■ **What is being asked**:
Write out each line in which the string "title" is present.

Extracted data entries

──────

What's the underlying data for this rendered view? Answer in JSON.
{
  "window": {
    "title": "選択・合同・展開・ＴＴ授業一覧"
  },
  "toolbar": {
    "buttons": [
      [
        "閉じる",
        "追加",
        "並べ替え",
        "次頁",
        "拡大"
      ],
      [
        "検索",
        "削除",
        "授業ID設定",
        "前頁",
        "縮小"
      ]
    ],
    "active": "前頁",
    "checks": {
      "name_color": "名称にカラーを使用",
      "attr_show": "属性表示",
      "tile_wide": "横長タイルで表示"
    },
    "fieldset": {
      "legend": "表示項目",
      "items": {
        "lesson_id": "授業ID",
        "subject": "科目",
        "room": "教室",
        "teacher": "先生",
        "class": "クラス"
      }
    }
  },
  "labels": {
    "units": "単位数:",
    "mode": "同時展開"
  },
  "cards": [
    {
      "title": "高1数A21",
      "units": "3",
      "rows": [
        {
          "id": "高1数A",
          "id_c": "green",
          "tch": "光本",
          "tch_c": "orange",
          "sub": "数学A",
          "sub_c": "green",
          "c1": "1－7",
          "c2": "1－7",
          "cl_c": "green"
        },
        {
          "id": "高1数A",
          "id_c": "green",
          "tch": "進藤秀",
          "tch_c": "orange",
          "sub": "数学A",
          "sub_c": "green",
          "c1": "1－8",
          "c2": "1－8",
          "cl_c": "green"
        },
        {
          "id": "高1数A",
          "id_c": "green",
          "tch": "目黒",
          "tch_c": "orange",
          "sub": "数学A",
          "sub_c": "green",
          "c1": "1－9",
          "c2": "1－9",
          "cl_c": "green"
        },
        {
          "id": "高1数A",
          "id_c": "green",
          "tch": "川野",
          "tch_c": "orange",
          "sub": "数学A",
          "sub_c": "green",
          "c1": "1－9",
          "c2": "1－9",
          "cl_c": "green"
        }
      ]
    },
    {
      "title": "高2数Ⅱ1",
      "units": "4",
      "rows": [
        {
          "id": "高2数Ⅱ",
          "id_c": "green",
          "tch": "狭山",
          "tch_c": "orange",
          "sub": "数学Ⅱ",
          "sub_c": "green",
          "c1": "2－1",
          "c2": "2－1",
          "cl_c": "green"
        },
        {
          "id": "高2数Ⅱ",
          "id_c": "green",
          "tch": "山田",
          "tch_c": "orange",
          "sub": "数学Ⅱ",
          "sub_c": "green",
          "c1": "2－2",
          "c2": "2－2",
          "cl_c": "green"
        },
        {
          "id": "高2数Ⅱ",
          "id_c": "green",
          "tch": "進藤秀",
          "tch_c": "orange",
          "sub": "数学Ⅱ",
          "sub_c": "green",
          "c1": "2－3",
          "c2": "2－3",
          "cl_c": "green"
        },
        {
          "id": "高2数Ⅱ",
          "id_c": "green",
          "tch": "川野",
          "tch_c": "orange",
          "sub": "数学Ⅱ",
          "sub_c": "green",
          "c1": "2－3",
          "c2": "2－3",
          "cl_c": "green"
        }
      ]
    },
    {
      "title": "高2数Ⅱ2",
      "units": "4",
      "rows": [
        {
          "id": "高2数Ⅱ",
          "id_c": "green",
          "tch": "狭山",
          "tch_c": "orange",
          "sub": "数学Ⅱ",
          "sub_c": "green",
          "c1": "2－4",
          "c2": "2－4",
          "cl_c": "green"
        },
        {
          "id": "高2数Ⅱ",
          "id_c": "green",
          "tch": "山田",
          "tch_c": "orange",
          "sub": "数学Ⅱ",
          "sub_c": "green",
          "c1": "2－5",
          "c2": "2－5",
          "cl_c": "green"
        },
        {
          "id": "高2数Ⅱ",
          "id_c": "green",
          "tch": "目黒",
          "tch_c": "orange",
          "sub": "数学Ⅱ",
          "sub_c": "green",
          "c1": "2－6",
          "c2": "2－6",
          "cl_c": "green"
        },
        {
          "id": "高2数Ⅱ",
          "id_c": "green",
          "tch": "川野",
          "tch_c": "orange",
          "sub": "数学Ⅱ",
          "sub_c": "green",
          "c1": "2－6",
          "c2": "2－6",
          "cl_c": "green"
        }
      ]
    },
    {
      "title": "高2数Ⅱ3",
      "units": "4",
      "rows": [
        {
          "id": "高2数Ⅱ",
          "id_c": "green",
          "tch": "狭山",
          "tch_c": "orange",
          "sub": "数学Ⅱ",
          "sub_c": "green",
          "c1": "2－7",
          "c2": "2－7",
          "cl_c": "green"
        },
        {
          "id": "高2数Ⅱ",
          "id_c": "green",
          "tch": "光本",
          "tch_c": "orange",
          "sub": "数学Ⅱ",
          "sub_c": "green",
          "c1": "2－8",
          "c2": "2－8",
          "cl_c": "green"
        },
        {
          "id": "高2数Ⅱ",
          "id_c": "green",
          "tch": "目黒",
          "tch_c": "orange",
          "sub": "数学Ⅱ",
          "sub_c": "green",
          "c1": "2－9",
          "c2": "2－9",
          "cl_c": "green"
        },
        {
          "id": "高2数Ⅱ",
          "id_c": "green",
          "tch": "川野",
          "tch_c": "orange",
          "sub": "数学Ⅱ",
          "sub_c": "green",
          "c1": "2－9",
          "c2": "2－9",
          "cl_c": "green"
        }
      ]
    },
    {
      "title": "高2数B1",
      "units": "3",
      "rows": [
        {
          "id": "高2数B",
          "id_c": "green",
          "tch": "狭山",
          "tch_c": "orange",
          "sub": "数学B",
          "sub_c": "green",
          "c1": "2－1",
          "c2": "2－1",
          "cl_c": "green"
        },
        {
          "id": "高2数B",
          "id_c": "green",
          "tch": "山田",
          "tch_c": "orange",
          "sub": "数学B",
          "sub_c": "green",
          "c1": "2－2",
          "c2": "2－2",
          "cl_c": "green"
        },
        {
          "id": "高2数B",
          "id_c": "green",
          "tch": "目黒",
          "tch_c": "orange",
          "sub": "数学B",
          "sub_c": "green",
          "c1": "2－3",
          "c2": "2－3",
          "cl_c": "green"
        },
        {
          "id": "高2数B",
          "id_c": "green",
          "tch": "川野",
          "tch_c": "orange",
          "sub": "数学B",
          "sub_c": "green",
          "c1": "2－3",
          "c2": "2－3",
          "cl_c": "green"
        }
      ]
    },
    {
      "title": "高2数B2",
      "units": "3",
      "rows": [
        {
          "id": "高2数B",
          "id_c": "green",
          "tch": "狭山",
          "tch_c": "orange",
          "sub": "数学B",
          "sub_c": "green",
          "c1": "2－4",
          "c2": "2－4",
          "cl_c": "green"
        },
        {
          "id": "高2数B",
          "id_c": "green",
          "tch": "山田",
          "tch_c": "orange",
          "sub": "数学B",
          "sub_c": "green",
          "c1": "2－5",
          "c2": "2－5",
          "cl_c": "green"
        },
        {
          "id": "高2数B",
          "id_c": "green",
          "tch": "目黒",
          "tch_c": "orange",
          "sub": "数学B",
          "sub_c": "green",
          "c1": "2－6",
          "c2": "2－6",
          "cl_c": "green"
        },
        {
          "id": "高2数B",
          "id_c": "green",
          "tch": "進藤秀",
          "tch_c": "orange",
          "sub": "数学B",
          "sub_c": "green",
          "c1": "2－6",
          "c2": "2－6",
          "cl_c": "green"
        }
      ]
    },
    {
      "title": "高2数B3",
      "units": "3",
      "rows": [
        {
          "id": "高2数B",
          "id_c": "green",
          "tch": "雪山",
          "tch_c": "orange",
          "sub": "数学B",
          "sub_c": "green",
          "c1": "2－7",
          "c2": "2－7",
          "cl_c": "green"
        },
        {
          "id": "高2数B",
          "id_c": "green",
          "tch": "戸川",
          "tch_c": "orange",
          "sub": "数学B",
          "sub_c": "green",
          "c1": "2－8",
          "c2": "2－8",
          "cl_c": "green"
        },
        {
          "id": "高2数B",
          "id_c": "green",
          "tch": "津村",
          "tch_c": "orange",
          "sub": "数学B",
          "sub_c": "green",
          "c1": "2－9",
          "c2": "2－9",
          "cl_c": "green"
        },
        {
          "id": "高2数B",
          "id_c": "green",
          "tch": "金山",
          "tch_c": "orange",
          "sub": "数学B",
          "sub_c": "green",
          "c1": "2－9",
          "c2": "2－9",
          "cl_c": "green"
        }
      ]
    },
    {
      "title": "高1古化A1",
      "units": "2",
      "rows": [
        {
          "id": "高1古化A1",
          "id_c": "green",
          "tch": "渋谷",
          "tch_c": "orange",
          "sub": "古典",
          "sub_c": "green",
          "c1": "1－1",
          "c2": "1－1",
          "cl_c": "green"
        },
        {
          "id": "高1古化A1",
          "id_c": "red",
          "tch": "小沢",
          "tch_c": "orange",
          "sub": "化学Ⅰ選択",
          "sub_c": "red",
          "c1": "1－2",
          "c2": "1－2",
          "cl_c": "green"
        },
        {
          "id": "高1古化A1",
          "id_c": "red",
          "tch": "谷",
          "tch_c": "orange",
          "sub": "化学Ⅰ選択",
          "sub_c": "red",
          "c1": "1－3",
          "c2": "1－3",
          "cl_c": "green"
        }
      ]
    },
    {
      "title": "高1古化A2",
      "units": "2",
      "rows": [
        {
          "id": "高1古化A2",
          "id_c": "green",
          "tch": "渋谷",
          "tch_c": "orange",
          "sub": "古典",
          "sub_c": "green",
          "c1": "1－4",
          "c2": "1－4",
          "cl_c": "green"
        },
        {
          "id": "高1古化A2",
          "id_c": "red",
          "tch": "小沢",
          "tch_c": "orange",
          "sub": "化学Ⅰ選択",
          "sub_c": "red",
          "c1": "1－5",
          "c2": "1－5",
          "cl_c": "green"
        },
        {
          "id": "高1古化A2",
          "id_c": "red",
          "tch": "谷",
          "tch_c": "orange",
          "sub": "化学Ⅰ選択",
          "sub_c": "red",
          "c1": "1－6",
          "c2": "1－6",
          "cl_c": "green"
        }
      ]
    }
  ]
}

──────

■ **In response**:
    "title": "選択・合同・展開・ＴＴ授業一覧"
      "title": "高1数A21",
      "title": "高2数Ⅱ1",
      "title": "高2数Ⅱ2",
      "title": "高2数Ⅱ3",
      "title": "高2数B1",
      "title": "高2数B2",
      "title": "高2数B3",
      "title": "高1古化A1",
      "title": "高1古化A2",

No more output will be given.